▶ [Direction] Scan each line of the records for the word "color" and extract the ones that have it.

▶ [Extracted data]
● ● ● ●
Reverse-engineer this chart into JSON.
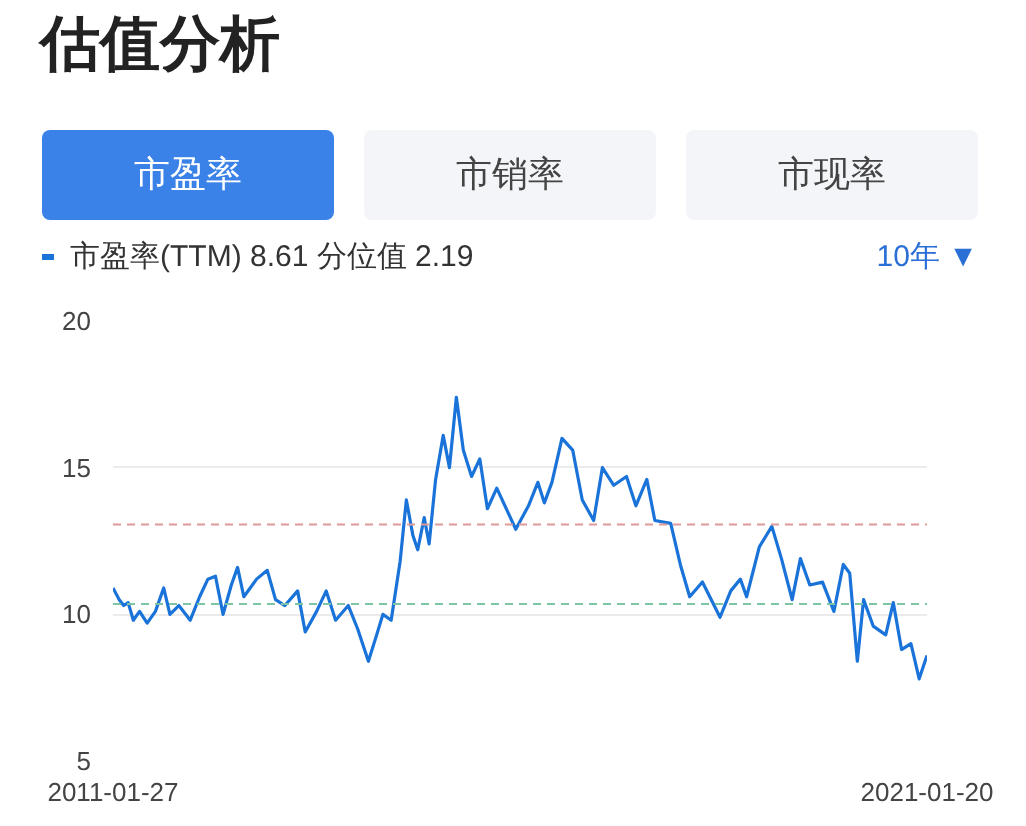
{
  "chart_data": {
    "type": "line",
    "title": "估值分析",
    "legend": "top",
    "grid": "y",
    "annotations": [
      "市盈率",
      "市销率",
      "市现率",
      "10年 ▼"
    ],
    "xlim": [
      "2011-01-27",
      "2021-01-20"
    ],
    "xticks": [
      {
        "value": "2011-01-27",
        "label": "2011-01-27"
      },
      {
        "value": "2021-01-20",
        "label": "2021-01-20"
      }
    ],
    "ylim": [
      5,
      20
    ],
    "yticks": [
      5,
      10,
      15,
      20
    ],
    "ref_lines": [
      {
        "axis": "y",
        "value": 13.06,
        "color": "#e09a9a",
        "line_style": "dashed"
      },
      {
        "axis": "y",
        "value": 10.35,
        "color": "#7cc4a4",
        "line_style": "dashed"
      }
    ],
    "x": [
      "2011-01-27",
      "2011-02-24",
      "2011-03-16",
      "2011-04-05",
      "2011-04-28",
      "2011-05-26",
      "2011-06-29",
      "2011-08-05",
      "2011-09-11",
      "2011-10-09",
      "2011-11-18",
      "2012-01-08",
      "2012-02-19",
      "2012-03-27",
      "2012-04-30",
      "2012-06-03",
      "2012-07-10",
      "2012-08-07",
      "2012-09-04",
      "2012-10-31",
      "2012-12-18",
      "2013-01-24",
      "2013-03-07",
      "2013-05-03",
      "2013-06-06",
      "2013-07-27",
      "2013-09-08",
      "2013-10-20",
      "2013-12-16",
      "2014-01-27",
      "2014-03-16",
      "2014-04-22",
      "2014-05-20",
      "2014-06-26",
      "2014-08-05",
      "2014-09-02",
      "2014-10-01",
      "2014-10-23",
      "2014-11-21",
      "2014-12-13",
      "2015-01-11",
      "2015-02-14",
      "2015-03-14",
      "2015-04-14",
      "2015-05-15",
      "2015-06-21",
      "2015-07-28",
      "2015-08-31",
      "2015-10-12",
      "2016-01-05",
      "2016-03-02",
      "2016-04-13",
      "2016-05-12",
      "2016-06-15",
      "2016-07-30",
      "2016-09-16",
      "2016-10-29",
      "2016-12-19",
      "2017-01-27",
      "2017-03-19",
      "2017-05-15",
      "2017-06-26",
      "2017-08-14",
      "2017-09-19",
      "2017-11-29",
      "2018-01-11",
      "2018-02-22",
      "2018-04-20",
      "2018-07-08",
      "2018-08-25",
      "2018-10-07",
      "2018-11-04",
      "2018-12-31",
      "2019-02-25",
      "2019-04-09",
      "2019-05-27",
      "2019-07-03",
      "2019-08-14",
      "2019-10-10",
      "2019-11-30",
      "2020-01-11",
      "2020-02-09",
      "2020-03-14",
      "2020-04-11",
      "2020-05-24",
      "2020-07-19",
      "2020-08-22",
      "2020-09-28",
      "2020-11-09",
      "2020-12-16",
      "2021-01-20"
    ],
    "series": [
      {
        "name": "市盈率(TTM) 8.61 分位值 2.19",
        "color": "#1a73d9",
        "values": [
          10.9,
          10.5,
          10.3,
          10.4,
          9.8,
          10.1,
          9.7,
          10.1,
          10.9,
          10.0,
          10.3,
          9.8,
          10.6,
          11.2,
          11.3,
          10.0,
          11.0,
          11.6,
          10.6,
          11.2,
          11.5,
          10.5,
          10.3,
          10.8,
          9.4,
          10.1,
          10.8,
          9.8,
          10.3,
          9.5,
          8.4,
          9.3,
          10.0,
          9.8,
          11.8,
          13.9,
          12.7,
          12.2,
          13.3,
          12.4,
          14.6,
          16.1,
          15.0,
          17.4,
          15.6,
          14.7,
          15.3,
          13.6,
          14.3,
          12.9,
          13.7,
          14.5,
          13.8,
          14.5,
          16.0,
          15.6,
          13.9,
          13.2,
          15.0,
          14.4,
          14.7,
          13.7,
          14.6,
          13.2,
          13.1,
          11.7,
          10.6,
          11.1,
          9.9,
          10.8,
          11.2,
          10.6,
          12.3,
          13.0,
          11.9,
          10.5,
          11.9,
          11.0,
          11.1,
          10.1,
          11.7,
          11.4,
          8.4,
          10.5,
          9.6,
          9.3,
          10.4,
          8.8,
          9.0,
          7.8,
          8.6
        ]
      }
    ]
  }
}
● ● ● ●
▶ [Task answer]
        "color": "#e09a9a",
        "color": "#7cc4a4",
        "color": "#1a73d9",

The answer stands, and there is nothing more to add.